__YOUR OBJECTIVE__: Tally the lines containing the word "Visits", and report the tally alone.

*****

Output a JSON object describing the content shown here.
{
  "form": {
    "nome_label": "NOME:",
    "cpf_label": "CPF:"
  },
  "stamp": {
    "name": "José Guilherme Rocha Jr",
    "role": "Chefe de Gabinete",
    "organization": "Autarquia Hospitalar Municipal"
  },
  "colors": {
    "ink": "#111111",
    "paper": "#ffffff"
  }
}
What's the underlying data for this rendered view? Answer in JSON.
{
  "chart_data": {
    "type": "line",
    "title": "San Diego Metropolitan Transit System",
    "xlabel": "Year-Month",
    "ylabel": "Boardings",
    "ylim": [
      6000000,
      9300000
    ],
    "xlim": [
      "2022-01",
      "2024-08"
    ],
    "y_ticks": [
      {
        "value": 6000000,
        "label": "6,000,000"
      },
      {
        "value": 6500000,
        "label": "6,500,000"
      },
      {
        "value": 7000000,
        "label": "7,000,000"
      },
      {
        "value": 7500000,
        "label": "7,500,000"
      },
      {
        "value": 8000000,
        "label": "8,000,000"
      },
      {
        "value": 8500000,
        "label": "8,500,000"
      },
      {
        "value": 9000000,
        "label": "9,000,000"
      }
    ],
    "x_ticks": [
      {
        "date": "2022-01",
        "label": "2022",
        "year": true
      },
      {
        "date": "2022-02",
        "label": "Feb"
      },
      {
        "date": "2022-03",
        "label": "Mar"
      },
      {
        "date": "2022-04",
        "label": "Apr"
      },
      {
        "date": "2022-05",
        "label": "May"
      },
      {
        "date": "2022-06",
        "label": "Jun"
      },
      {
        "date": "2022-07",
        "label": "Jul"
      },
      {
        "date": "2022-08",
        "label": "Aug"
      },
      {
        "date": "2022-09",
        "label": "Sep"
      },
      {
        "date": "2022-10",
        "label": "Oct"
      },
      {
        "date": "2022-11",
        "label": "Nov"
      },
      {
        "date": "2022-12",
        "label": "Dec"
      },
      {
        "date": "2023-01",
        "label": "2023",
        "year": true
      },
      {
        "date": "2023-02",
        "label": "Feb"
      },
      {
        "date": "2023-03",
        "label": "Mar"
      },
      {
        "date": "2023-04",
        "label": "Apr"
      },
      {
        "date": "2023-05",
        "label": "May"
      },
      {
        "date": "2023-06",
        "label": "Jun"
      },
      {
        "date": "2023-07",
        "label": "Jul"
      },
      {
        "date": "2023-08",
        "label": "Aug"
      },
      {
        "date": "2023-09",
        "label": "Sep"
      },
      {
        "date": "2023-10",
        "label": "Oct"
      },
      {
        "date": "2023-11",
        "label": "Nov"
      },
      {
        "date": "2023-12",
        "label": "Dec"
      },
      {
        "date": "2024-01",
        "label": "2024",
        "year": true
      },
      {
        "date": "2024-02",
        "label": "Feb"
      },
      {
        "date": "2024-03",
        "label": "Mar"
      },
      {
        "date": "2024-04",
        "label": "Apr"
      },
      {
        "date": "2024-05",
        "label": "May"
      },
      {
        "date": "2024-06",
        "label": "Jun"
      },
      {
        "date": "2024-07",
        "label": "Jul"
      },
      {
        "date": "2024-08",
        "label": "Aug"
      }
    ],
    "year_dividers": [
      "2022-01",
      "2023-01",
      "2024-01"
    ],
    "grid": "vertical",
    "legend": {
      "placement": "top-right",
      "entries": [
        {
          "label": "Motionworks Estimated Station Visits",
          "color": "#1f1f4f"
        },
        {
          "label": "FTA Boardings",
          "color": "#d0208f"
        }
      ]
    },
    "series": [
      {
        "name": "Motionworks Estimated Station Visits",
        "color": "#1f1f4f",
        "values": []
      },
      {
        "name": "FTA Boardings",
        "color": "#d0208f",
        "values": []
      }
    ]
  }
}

*****

__TASK SOLUTION__: 2